Data items:
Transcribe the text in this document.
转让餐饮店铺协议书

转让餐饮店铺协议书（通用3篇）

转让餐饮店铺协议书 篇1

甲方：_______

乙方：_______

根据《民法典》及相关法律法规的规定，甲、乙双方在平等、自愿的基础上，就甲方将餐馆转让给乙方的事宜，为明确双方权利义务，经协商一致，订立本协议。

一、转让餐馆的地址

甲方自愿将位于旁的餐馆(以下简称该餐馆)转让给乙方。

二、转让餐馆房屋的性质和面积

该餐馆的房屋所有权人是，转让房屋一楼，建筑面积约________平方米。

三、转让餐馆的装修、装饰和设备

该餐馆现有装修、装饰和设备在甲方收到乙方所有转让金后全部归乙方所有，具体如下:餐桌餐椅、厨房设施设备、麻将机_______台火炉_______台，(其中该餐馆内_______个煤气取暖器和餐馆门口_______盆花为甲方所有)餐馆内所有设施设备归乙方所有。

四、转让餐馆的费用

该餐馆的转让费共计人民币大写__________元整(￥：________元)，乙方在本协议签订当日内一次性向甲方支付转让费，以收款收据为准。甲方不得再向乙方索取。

▶ The task
Your task is to repeat each line of the material exactly.

▶ Answer for this exercise
Transcribe the text in this document.
转让餐饮店铺协议书

转让餐饮店铺协议书（通用3篇）

转让餐饮店铺协议书 篇1

甲方：_______

乙方：_______

根据《民法典》及相关法律法规的规定，甲、乙双方在平等、自愿的基础上，就甲方将餐馆转让给乙方的事宜，为明确双方权利义务，经协商一致，订立本协议。

一、转让餐馆的地址

甲方自愿将位于旁的餐馆(以下简称该餐馆)转让给乙方。

二、转让餐馆房屋的性质和面积

该餐馆的房屋所有权人是，转让房屋一楼，建筑面积约________平方米。

三、转让餐馆的装修、装饰和设备

该餐馆现有装修、装饰和设备在甲方收到乙方所有转让金后全部归乙方所有，具体如下:餐桌餐椅、厨房设施设备、麻将机_______台火炉_______台，(其中该餐馆内_______个煤气取暖器和餐馆门口_______盆花为甲方所有)餐馆内所有设施设备归乙方所有。

四、转让餐馆的费用

该餐馆的转让费共计人民币大写__________元整(￥：________元)，乙方在本协议签订当日内一次性向甲方支付转让费，以收款收据为准。甲方不得再向乙方索取。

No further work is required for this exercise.